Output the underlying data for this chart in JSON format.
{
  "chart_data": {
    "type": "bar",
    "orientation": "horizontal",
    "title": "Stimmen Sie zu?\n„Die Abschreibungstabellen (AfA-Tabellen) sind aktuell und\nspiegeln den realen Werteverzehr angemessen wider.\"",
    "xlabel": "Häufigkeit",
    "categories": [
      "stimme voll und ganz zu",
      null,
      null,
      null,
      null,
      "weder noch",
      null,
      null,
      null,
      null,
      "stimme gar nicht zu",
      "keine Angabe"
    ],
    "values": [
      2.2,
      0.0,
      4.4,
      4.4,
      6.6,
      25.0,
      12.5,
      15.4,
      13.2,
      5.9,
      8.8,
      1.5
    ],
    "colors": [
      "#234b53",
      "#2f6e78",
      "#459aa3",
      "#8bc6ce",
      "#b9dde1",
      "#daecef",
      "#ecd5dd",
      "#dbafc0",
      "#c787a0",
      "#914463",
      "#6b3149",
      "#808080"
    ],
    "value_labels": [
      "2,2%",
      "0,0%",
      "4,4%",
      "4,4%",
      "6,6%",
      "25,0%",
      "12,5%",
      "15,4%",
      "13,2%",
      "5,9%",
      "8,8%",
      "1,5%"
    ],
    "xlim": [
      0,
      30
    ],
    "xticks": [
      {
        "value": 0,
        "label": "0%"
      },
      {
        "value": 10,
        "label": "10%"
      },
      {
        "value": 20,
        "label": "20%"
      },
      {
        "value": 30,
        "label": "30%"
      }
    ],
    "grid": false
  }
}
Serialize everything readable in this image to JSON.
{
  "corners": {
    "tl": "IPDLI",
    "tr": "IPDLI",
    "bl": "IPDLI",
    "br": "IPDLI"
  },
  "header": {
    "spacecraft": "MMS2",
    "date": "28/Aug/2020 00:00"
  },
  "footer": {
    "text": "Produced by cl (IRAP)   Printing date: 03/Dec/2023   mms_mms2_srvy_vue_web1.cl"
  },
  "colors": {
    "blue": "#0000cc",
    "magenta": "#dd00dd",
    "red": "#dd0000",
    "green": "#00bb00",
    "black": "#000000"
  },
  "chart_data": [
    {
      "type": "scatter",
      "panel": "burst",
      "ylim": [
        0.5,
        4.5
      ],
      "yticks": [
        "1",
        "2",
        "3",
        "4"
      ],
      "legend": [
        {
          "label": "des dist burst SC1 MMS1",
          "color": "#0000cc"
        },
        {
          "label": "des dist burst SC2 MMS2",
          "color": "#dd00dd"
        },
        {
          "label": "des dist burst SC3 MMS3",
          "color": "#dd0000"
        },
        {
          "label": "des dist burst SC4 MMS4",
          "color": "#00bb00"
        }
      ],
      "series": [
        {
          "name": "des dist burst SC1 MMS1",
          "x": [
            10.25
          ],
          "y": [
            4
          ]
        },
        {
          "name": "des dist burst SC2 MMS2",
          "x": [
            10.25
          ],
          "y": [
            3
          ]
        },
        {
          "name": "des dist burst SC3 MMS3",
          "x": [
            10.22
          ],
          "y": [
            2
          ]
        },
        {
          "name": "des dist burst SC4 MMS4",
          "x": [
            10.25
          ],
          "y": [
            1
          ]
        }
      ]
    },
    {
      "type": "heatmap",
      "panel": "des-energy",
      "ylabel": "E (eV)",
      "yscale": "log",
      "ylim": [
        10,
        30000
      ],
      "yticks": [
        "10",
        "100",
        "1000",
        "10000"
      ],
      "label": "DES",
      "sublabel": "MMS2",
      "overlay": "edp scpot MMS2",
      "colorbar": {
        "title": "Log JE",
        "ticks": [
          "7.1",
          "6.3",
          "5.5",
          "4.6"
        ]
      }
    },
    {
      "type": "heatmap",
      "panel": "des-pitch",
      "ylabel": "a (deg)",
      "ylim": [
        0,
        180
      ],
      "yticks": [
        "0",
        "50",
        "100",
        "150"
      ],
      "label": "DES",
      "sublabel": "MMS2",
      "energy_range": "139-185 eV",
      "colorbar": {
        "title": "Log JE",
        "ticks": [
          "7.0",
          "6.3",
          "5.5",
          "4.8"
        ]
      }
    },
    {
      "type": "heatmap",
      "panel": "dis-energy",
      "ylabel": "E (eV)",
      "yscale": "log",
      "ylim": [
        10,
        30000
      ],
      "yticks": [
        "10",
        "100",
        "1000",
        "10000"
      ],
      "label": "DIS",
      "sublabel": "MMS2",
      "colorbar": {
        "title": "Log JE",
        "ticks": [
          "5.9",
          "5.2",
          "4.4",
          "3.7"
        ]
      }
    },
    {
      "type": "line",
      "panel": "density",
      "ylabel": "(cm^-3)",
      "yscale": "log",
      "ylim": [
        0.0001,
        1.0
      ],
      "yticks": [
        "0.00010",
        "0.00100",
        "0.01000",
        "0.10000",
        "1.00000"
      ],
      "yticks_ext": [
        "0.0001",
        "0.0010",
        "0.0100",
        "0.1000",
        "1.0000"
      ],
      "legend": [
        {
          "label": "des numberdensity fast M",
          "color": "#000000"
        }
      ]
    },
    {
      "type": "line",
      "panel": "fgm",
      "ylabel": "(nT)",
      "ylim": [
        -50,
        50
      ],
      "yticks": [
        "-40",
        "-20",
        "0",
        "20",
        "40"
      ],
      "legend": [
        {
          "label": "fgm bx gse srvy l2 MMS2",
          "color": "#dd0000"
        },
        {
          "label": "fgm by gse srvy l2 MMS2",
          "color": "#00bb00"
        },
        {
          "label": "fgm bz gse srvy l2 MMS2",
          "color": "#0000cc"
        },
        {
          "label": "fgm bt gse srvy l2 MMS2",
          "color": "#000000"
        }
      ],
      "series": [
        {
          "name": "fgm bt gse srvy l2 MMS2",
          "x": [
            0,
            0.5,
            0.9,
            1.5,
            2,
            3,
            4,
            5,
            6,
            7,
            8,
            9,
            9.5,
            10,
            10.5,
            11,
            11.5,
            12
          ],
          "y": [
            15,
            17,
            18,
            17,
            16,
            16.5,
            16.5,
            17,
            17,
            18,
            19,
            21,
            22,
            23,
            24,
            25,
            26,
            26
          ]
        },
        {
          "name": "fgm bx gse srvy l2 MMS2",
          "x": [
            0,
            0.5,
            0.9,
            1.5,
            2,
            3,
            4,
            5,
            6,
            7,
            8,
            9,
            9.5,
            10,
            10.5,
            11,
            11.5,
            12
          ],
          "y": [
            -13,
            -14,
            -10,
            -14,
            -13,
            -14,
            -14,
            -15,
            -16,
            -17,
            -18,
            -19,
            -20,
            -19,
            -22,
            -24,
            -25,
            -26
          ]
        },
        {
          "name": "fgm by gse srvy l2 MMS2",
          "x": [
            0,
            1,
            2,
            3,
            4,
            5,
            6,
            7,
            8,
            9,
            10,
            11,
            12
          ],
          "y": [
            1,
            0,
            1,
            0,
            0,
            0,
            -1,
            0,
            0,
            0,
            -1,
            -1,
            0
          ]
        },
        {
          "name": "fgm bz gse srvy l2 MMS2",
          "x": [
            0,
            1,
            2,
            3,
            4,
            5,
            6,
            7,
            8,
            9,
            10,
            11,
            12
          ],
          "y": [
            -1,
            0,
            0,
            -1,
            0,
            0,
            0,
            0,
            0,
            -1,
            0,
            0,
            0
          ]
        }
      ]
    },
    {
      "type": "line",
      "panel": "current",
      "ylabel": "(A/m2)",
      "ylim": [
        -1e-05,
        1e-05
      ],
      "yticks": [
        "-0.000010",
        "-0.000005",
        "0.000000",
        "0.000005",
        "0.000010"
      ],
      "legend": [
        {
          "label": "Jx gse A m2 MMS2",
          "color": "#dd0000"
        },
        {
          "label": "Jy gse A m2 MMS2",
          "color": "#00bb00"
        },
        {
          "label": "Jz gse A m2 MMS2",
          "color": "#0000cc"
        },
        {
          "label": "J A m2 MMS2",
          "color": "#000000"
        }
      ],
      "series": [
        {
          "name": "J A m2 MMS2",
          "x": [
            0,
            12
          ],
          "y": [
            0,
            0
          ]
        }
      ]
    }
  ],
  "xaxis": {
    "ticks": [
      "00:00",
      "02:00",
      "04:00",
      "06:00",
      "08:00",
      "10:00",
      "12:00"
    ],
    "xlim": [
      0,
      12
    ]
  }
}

########

DIRECTIONS | Gather each line of the records holding the string "name".

EXPECTED OUTPUT |
          "name": "des dist burst SC1 MMS1",
          "name": "des dist burst SC2 MMS2",
          "name": "des dist burst SC3 MMS3",
          "name": "des dist burst SC4 MMS4",
          "name": "fgm bt gse srvy l2 MMS2",
          "name": "fgm bx gse srvy l2 MMS2",
          "name": "fgm by gse srvy l2 MMS2",
          "name": "fgm bz gse srvy l2 MMS2",
          "name": "J A m2 MMS2",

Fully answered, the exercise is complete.